**Aim**
Identify every line in the records below that contains the word "JSON", and reproduce each one.
— start Input records —
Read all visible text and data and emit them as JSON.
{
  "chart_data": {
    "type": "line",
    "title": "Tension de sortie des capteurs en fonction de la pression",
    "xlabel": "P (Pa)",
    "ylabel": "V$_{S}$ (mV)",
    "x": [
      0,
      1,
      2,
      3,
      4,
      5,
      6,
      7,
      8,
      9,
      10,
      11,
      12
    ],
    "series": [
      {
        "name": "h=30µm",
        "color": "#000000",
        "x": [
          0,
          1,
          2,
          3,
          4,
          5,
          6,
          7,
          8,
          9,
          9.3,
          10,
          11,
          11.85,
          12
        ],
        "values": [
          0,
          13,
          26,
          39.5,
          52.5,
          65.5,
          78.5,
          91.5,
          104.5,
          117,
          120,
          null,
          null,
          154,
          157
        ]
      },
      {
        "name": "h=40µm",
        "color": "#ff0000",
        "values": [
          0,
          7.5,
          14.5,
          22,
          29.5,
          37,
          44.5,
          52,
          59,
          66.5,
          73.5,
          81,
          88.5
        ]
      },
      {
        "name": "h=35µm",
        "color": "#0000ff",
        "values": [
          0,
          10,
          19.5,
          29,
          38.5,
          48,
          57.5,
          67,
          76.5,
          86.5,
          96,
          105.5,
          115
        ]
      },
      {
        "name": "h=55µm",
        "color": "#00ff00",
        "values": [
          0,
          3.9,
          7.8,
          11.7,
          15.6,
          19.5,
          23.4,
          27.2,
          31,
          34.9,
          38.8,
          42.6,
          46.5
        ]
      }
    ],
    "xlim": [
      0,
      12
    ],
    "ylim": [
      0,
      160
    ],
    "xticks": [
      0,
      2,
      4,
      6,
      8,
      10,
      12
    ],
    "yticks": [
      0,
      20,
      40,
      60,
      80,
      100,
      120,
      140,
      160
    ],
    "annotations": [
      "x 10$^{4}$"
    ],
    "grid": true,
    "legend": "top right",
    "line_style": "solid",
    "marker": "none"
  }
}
— end Input records —
— start Input records —
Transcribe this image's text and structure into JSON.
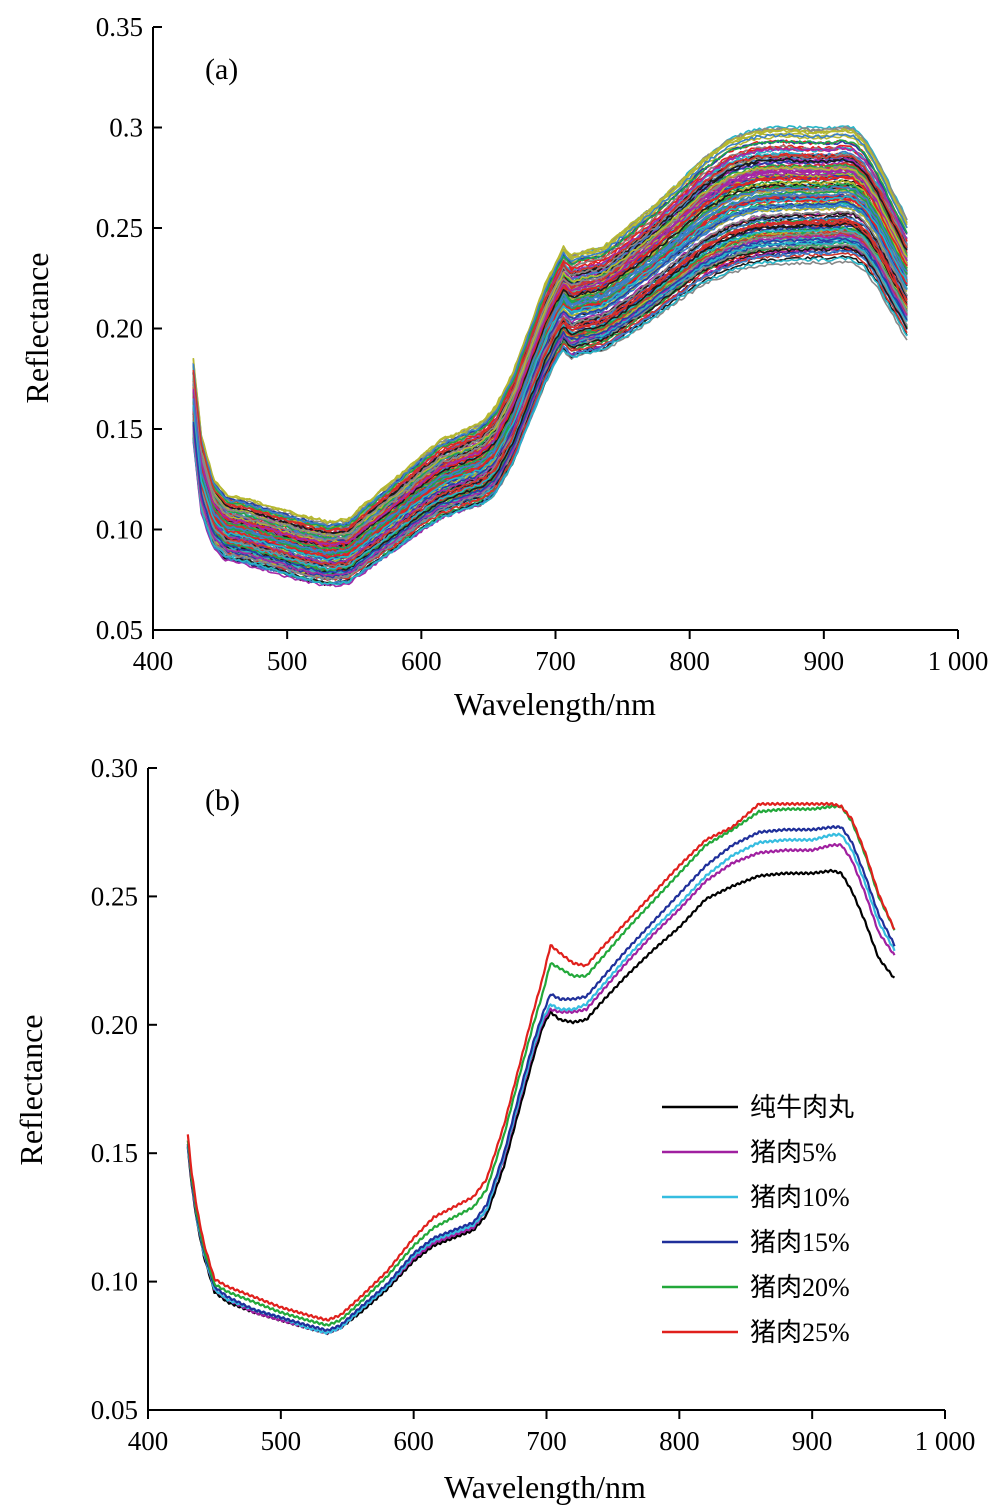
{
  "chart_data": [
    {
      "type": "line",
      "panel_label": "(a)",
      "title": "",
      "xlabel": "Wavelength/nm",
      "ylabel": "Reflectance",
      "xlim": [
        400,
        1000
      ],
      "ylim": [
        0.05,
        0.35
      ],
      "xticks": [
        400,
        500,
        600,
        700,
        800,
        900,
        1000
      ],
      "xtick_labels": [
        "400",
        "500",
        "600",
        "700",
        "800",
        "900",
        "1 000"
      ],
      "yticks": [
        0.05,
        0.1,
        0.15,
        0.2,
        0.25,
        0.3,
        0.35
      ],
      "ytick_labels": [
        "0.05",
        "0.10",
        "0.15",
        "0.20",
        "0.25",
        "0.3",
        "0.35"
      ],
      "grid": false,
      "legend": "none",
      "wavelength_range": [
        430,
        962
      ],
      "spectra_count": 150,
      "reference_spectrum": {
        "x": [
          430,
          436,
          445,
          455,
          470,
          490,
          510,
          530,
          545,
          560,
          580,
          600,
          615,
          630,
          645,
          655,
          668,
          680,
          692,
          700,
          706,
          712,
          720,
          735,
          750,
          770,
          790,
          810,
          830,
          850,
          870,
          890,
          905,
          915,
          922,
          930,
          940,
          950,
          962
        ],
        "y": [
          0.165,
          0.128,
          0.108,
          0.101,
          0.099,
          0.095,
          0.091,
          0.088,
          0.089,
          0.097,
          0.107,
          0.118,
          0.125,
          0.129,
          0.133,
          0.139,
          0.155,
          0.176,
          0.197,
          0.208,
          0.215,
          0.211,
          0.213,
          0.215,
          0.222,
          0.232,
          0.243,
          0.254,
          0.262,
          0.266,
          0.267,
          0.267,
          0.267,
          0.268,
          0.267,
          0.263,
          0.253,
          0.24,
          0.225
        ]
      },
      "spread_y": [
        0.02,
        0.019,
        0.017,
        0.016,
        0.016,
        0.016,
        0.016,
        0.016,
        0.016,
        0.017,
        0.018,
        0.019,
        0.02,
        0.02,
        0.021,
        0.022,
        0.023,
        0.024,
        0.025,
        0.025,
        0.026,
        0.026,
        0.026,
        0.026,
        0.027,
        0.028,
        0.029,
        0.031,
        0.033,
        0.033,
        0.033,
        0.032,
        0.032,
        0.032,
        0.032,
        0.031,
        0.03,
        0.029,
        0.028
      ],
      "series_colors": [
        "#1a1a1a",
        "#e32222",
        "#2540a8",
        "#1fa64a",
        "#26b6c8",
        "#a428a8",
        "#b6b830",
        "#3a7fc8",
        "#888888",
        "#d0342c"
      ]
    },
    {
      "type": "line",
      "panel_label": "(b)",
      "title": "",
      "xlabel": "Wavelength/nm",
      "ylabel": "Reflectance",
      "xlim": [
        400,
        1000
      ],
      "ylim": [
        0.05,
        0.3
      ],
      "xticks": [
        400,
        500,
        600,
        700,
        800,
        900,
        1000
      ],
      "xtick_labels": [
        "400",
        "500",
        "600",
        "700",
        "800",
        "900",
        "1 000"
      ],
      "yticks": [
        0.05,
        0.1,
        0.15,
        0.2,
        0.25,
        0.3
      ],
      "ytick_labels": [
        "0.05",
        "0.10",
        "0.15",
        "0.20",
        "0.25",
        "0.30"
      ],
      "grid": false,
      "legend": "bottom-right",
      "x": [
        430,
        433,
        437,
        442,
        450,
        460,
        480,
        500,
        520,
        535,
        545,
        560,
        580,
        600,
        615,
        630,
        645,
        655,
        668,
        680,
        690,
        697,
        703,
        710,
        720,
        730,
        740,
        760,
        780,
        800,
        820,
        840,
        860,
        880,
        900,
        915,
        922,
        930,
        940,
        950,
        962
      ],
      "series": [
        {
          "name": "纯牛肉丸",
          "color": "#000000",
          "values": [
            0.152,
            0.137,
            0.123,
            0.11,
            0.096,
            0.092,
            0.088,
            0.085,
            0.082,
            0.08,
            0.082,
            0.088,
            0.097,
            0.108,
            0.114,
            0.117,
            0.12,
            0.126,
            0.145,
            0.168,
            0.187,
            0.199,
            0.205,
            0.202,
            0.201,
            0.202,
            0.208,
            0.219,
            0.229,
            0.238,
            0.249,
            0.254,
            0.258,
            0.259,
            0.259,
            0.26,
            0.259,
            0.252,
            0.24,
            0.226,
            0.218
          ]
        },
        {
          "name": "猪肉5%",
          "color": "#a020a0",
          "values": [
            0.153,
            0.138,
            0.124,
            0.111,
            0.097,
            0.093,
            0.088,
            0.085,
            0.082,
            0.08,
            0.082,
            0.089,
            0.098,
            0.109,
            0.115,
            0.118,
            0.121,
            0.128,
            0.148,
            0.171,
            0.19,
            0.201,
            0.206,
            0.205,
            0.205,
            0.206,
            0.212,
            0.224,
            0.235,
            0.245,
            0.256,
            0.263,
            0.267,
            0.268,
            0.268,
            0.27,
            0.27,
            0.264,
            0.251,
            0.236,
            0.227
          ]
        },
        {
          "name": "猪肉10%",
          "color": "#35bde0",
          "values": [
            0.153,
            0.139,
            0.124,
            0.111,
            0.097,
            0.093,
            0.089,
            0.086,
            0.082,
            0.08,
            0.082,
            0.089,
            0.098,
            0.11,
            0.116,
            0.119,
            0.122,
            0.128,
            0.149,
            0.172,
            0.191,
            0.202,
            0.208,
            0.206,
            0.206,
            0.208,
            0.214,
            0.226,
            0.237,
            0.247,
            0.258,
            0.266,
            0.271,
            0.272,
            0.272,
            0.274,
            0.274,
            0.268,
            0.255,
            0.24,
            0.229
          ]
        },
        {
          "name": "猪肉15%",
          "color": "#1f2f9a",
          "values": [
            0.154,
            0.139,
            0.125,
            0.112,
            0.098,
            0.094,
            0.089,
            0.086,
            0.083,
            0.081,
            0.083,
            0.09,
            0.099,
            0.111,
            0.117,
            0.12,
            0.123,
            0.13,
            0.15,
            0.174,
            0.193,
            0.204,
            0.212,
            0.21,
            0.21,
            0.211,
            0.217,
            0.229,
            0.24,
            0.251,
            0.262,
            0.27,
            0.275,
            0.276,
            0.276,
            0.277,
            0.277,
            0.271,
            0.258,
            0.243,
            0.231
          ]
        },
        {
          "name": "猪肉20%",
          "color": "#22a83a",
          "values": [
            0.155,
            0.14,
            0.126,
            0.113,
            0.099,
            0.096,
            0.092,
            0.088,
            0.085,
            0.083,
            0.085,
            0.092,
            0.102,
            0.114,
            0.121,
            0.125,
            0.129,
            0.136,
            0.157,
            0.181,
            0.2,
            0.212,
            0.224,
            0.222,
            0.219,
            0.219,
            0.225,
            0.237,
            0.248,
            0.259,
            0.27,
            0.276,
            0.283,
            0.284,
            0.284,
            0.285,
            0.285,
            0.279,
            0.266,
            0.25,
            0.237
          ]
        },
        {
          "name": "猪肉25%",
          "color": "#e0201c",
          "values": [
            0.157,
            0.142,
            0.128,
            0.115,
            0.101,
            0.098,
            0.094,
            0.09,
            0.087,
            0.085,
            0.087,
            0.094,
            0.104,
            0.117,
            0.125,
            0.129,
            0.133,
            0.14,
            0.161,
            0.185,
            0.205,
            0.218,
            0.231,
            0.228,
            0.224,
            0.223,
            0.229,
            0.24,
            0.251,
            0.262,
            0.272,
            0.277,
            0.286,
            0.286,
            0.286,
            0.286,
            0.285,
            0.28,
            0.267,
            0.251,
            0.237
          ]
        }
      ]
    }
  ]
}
— end Input records —
— start Input records —
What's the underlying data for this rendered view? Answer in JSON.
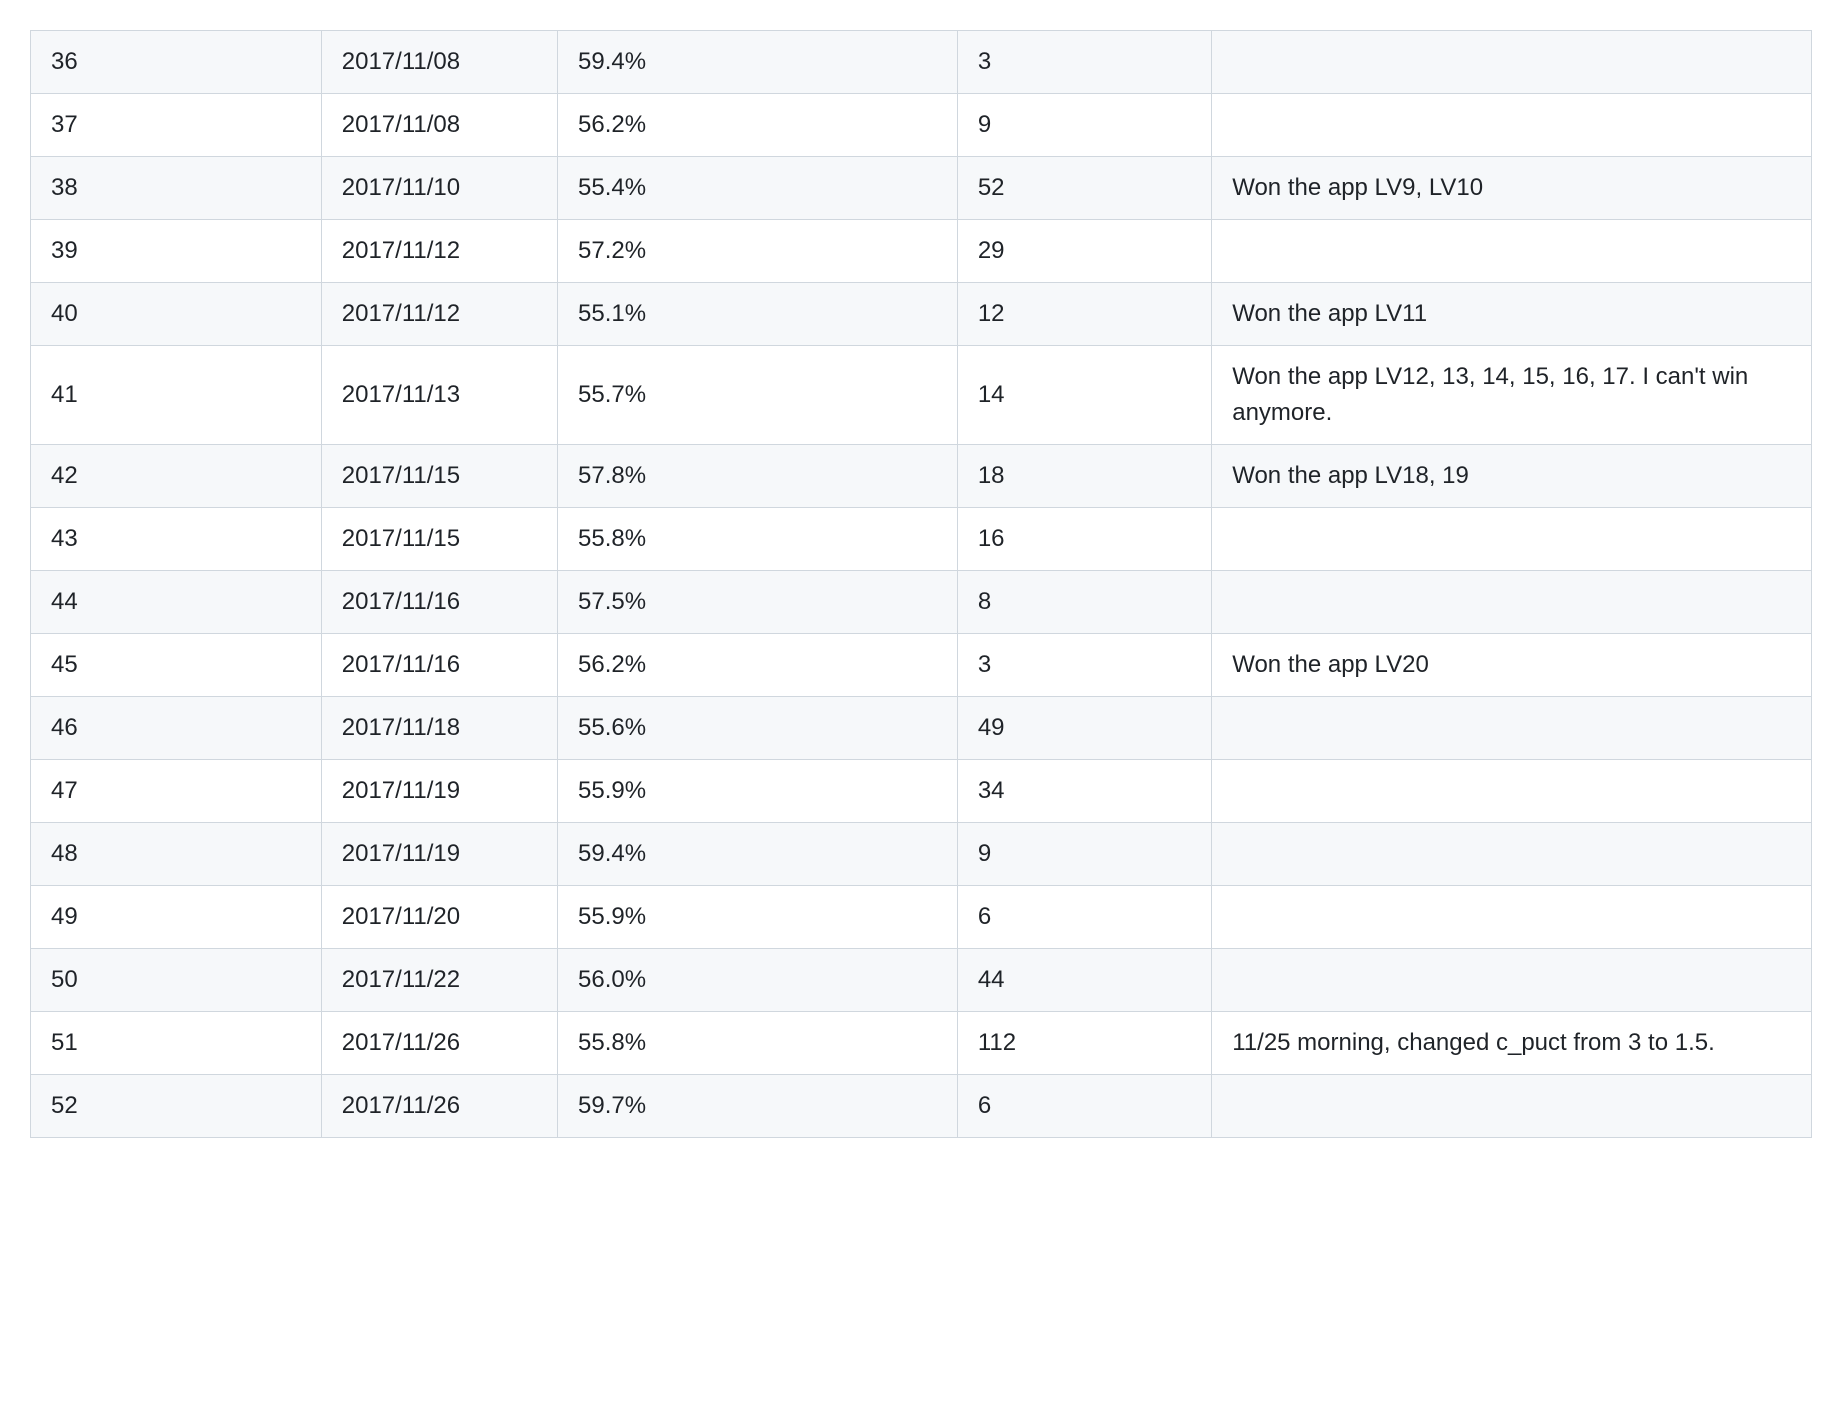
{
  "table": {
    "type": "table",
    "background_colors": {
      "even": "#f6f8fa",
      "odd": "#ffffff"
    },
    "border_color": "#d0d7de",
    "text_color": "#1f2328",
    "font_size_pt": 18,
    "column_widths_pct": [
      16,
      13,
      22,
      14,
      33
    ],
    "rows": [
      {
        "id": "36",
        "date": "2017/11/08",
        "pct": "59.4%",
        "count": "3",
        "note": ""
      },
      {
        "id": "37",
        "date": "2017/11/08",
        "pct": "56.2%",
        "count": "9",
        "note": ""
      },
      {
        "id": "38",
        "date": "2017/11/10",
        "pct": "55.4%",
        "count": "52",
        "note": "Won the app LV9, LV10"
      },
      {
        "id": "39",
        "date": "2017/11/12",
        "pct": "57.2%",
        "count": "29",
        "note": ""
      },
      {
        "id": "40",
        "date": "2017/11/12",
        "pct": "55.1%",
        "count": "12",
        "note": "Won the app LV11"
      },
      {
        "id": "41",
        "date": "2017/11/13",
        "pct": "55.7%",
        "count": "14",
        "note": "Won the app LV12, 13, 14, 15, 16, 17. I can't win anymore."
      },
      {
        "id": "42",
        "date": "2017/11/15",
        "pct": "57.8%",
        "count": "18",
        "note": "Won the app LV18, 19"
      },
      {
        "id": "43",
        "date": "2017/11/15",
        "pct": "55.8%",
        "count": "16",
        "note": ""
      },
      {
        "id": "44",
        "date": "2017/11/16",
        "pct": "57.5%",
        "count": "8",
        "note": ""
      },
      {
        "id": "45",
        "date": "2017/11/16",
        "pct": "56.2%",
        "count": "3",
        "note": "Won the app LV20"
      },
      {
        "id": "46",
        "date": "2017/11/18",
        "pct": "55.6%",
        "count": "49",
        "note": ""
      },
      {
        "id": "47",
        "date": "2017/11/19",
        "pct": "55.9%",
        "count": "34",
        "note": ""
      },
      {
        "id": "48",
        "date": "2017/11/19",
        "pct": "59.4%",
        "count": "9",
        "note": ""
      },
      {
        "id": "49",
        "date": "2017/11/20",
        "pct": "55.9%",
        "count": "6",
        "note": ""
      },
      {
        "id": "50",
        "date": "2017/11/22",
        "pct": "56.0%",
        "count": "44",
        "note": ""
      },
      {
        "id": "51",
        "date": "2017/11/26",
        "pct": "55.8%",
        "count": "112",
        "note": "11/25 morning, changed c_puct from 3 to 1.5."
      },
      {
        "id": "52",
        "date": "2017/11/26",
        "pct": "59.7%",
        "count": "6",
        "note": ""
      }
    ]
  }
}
— end Input records —
**Output of the task**
Read all visible text and data and emit them as JSON.
Transcribe this image's text and structure into JSON.
What's the underlying data for this rendered view? Answer in JSON.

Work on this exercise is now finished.